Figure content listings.
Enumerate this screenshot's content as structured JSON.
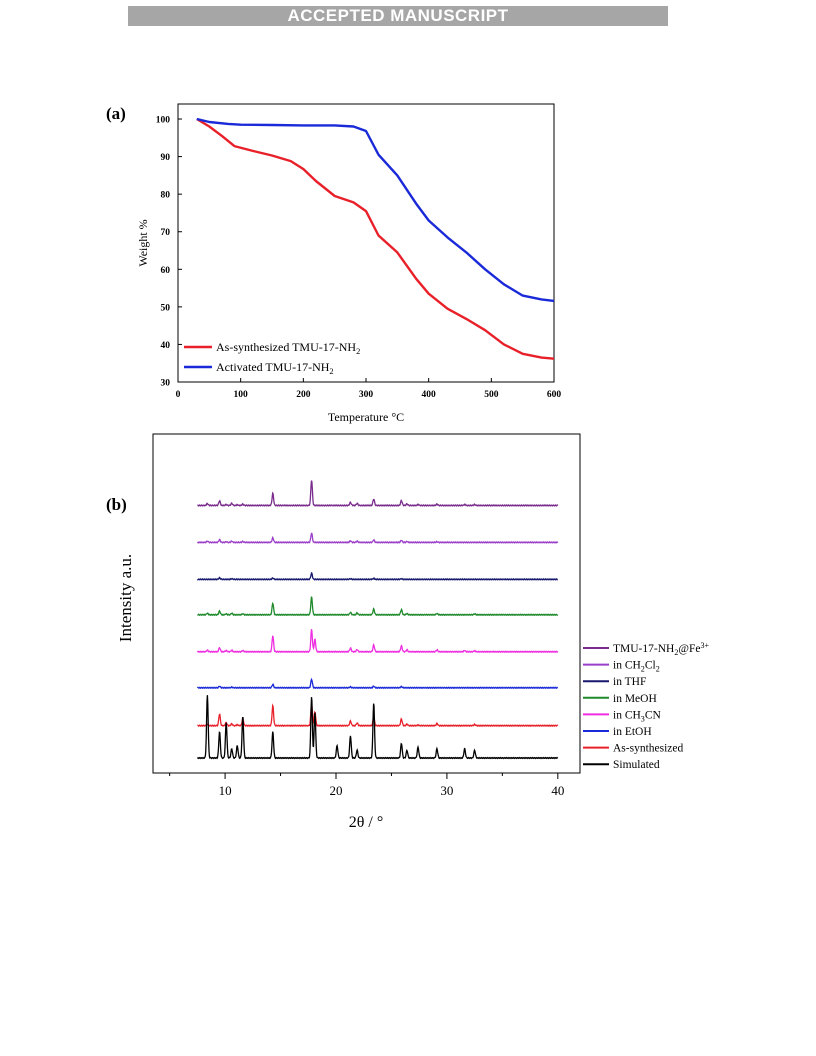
{
  "banner": "ACCEPTED MANUSCRIPT",
  "chart_data": [
    {
      "panel_label": "(a)",
      "type": "line",
      "xlabel": "Temperature °C",
      "ylabel": "Weight %",
      "xlim": [
        0,
        600
      ],
      "ylim": [
        30,
        104
      ],
      "xticks": [
        0,
        100,
        200,
        300,
        400,
        500,
        600
      ],
      "yticks": [
        30,
        40,
        50,
        60,
        70,
        80,
        90,
        100
      ],
      "legend_position": "bottom-left",
      "grid": false,
      "series": [
        {
          "name": "As-synthesized TMU-17-NH",
          "name_sub": "2",
          "color": "#e8202a",
          "x": [
            30,
            50,
            70,
            90,
            120,
            150,
            180,
            200,
            220,
            250,
            280,
            300,
            320,
            350,
            380,
            400,
            430,
            460,
            490,
            520,
            550,
            580,
            600
          ],
          "y": [
            100,
            98,
            95.5,
            92.8,
            91.5,
            90.3,
            88.8,
            86.7,
            83.5,
            79.5,
            77.8,
            75.5,
            69,
            64.5,
            57.5,
            53.5,
            49.5,
            46.8,
            43.8,
            40,
            37.5,
            36.5,
            36.2
          ]
        },
        {
          "name": "Activated TMU-17-NH",
          "name_sub": "2",
          "color": "#1a2ad8",
          "x": [
            30,
            50,
            80,
            100,
            150,
            200,
            250,
            280,
            300,
            320,
            350,
            380,
            400,
            430,
            460,
            490,
            520,
            550,
            580,
            600
          ],
          "y": [
            100,
            99.2,
            98.7,
            98.5,
            98.4,
            98.3,
            98.3,
            98,
            96.8,
            90.5,
            85,
            77.5,
            73,
            68.5,
            64.5,
            60,
            56,
            53,
            52,
            51.6
          ]
        }
      ]
    },
    {
      "panel_label": "(b)",
      "type": "line",
      "xlabel": "2θ / °",
      "ylabel": "Intensity a.u.",
      "xlim": [
        3.5,
        42
      ],
      "xticks": [
        10,
        20,
        30,
        40
      ],
      "legend_position": "right",
      "grid": false,
      "peak_positions": [
        8.4,
        9.5,
        10.1,
        10.6,
        11.1,
        11.6,
        14.3,
        17.8,
        18.1,
        20.1,
        21.3,
        21.9,
        23.4,
        25.9,
        26.4,
        27.4,
        29.1,
        31.6,
        32.5
      ],
      "series": [
        {
          "name": "TMU-17-NH",
          "name_sub": "2",
          "name_suffix": "@Fe",
          "name_sup": "3+",
          "color": "#7a2c8c",
          "baseline": 0.82,
          "peaks": [
            0.006,
            0.015,
            0.003,
            0.007,
            0.002,
            0.004,
            0.039,
            0.083,
            0,
            0,
            0.01,
            0.007,
            0.021,
            0.016,
            0.005,
            0.003,
            0.004,
            0.003,
            0.003
          ]
        },
        {
          "name": "in CH",
          "name_sub": "2",
          "name_suffix": "Cl",
          "name_sub2": "2",
          "color": "#9b3fc9",
          "baseline": 0.7,
          "peaks": [
            0.004,
            0.009,
            0.002,
            0.004,
            0,
            0.003,
            0.015,
            0.03,
            0,
            0,
            0.005,
            0.004,
            0.008,
            0.007,
            0.003,
            0,
            0.002,
            0,
            0
          ]
        },
        {
          "name": "in THF",
          "name_sub": "",
          "color": "#18186e",
          "baseline": 0.58,
          "peaks": [
            0,
            0.005,
            0,
            0.002,
            0,
            0,
            0.004,
            0.02,
            0,
            0,
            0.002,
            0,
            0.003,
            0.002,
            0,
            0,
            0,
            0,
            0
          ]
        },
        {
          "name": "in MeOH",
          "name_sub": "",
          "color": "#1f8a2c",
          "baseline": 0.465,
          "peaks": [
            0.005,
            0.012,
            0.003,
            0.005,
            0,
            0.003,
            0.038,
            0.058,
            0,
            0,
            0.008,
            0.006,
            0.019,
            0.017,
            0.004,
            0,
            0.004,
            0,
            0.003
          ]
        },
        {
          "name": "in CH",
          "name_sub": "3",
          "name_suffix": "CN",
          "color": "#ee2ee0",
          "baseline": 0.345,
          "peaks": [
            0.005,
            0.013,
            0.004,
            0.005,
            0,
            0.004,
            0.052,
            0.073,
            0.04,
            0,
            0.012,
            0.007,
            0.022,
            0.019,
            0.006,
            0,
            0.006,
            0.004,
            0.003
          ]
        },
        {
          "name": "in EtOH",
          "name_sub": "",
          "color": "#1a2ad8",
          "baseline": 0.228,
          "peaks": [
            0,
            0.005,
            0,
            0.002,
            0,
            0,
            0.011,
            0.028,
            0,
            0,
            0.003,
            0,
            0.005,
            0.004,
            0,
            0,
            0,
            0,
            0
          ]
        },
        {
          "name": "As-synthesized",
          "name_sub": "",
          "color": "#e8202a",
          "baseline": 0.105,
          "peaks": [
            0.004,
            0.038,
            0.01,
            0.006,
            0.003,
            0.022,
            0.065,
            0.07,
            0.045,
            0,
            0.015,
            0.009,
            0.028,
            0.022,
            0.005,
            0.002,
            0.007,
            0,
            0.004
          ]
        },
        {
          "name": "Simulated",
          "name_sub": "",
          "color": "#000000",
          "baseline": 0.0,
          "peaks": [
            0.205,
            0.085,
            0.115,
            0.03,
            0.04,
            0.135,
            0.085,
            0.2,
            0.15,
            0.04,
            0.072,
            0.025,
            0.18,
            0.048,
            0.025,
            0.035,
            0.03,
            0.03,
            0.025
          ]
        }
      ]
    }
  ]
}
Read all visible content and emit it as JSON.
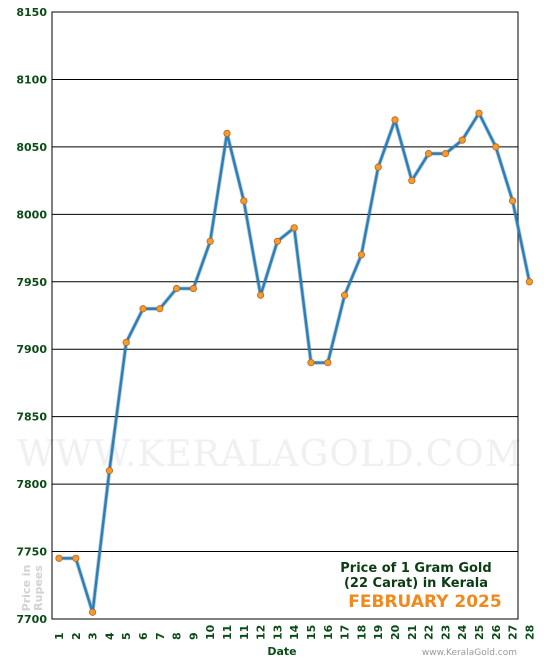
{
  "chart_data": {
    "type": "line",
    "title": [
      "Price of 1 Gram Gold",
      "(22 Carat) in Kerala"
    ],
    "subtitle": "FEBRUARY 2025",
    "xlabel": "Date",
    "ylabel": "Price in Rupees",
    "watermark": "WWW.KERALAGOLD.COM",
    "site": "www.KeralaGold.com",
    "ylim": [
      7700,
      8150
    ],
    "yticks": [
      7700,
      7750,
      7800,
      7850,
      7900,
      7950,
      8000,
      8050,
      8100,
      8150
    ],
    "grid": true,
    "colors": {
      "line": "#2a7fb8",
      "marker": "#f59a2f",
      "grid": "#000000",
      "text": "#0b4b15",
      "accent": "#f08a1c"
    },
    "x": [
      "1",
      "2",
      "3",
      "4",
      "5",
      "6",
      "7",
      "8",
      "9",
      "10",
      "11",
      "11",
      "12",
      "13",
      "14",
      "15",
      "16",
      "17",
      "18",
      "19",
      "20",
      "21",
      "22",
      "23",
      "24",
      "25",
      "26",
      "27",
      "28"
    ],
    "values": [
      7745,
      7745,
      7705,
      7810,
      7905,
      7930,
      7930,
      7945,
      7945,
      7980,
      8060,
      8010,
      7940,
      7980,
      7990,
      7890,
      7890,
      7940,
      7970,
      8035,
      8070,
      8025,
      8045,
      8045,
      8055,
      8075,
      8050,
      8010,
      7950
    ]
  }
}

Written instruction. From the data above, copy each line that has the string "ylabel".

Written reply.
      "ylabel": "Weight %",
      "ylabel": "Intensity a.u.",
    "ylabel": "Price in Rupees",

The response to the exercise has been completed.